Return the whole coat closet blog post below word for word, from the title to the last line.

**Given passage:**
════════════════════
The Coat Closet Paint Job.

Monday, February 12, 2018

I swear.  Where does the time go?!  I mean, wtf man.  Wake up one day, it's January, fresh and teeming with motivation and then bam, January's gone.  Now it's February and I'm not getting anything done.

I require an alternate universe paralleling my life so I can get everything done, please.  Sheesh.

And by the way?  Our baking blog is live, the one with my great friend Jenny!  Yes!  It is, I'm not kidding!  It's called Flaky Bakers and here's our first post:  Dark Chocolate Chambord Mini Bundts.  Go!  Go read!  But come back here!

But all right....onto the house.

Small closets are a pain in the a**, amiright?

Hey, lookie there, our wee coat closet.
I shouldn't complain as this is the first time I've lived in a residence with a coat closet in umm....uh, oh my, twenty-some years maybe?

And I'm not really complaining.  Closets are inherently frustrating.  Type “closet organization" into a search and behold the wonders of our collective closet issues.

Coat closets are their own brand of special hell, especially if you live in a colder climate.  They're too small, they're too full, too dark, too messy, too not functional.

We all have closet issues.

And for every closet issue, there's an expensive company or product line touting to be our saviors when all one likely needs is a few minutes to examine the closet's issues, a tape measure, and some ingenuity.

So yeah.  Ours is not even two feet square.  Yeah.  Reaaallllyyy tough.  Which is why it has taken me so long to get on it.  I open it, feel a rush of frustration, shut it, and walk away.
════════════════════
**Information provided:**
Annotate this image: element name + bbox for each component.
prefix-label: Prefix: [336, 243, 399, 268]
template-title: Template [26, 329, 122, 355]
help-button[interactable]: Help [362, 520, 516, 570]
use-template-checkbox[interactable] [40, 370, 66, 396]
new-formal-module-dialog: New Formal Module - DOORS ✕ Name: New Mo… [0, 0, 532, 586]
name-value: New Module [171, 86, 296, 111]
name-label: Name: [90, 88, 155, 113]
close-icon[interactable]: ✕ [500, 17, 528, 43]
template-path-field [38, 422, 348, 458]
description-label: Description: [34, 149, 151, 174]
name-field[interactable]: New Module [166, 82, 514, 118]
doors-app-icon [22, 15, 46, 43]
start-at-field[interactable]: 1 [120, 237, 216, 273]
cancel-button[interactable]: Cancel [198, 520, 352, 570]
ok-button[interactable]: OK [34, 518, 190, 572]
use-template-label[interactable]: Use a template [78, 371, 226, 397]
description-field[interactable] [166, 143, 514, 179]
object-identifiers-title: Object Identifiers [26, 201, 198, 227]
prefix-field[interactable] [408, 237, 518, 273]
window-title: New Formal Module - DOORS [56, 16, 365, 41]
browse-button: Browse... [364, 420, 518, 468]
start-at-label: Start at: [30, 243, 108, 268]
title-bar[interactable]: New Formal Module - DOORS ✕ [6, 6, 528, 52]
════════════════════
**Written response:**
The Coat Closet Paint Job.

Monday, February 12, 2018

I swear.  Where does the time go?!  I mean, wtf man.  Wake up one day, it's January, fresh and teeming with motivation and then bam, January's gone.  Now it's February and I'm not getting anything done.

I require an alternate universe paralleling my life so I can get everything done, please.  Sheesh.

And by the way?  Our baking blog is live, the one with my great friend Jenny!  Yes!  It is, I'm not kidding!  It's called Flaky Bakers and here's our first post:  Dark Chocolate Chambord Mini Bundts.  Go!  Go read!  But come back here!

But all right....onto the house.

Small closets are a pain in the a**, amiright?

Hey, lookie there, our wee coat closet.
I shouldn't complain as this is the first time I've lived in a residence with a coat closet in umm....uh, oh my, twenty-some years maybe?

And I'm not really complaining.  Closets are inherently frustrating.  Type “closet organization" into a search and behold the wonders of our collective closet issues.

Coat closets are their own brand of special hell, especially if you live in a colder climate.  They're too small, they're too full, too dark, too messy, too not functional.

We all have closet issues.

And for every closet issue, there's an expensive company or product line touting to be our saviors when all one likely needs is a few minutes to examine the closet's issues, a tape measure, and some ingenuity.

So yeah.  Ours is not even two feet square.  Yeah.  Reaaallllyyy tough.  Which is why it has taken me so long to get on it.  I open it, feel a rush of frustration, shut it, and walk away.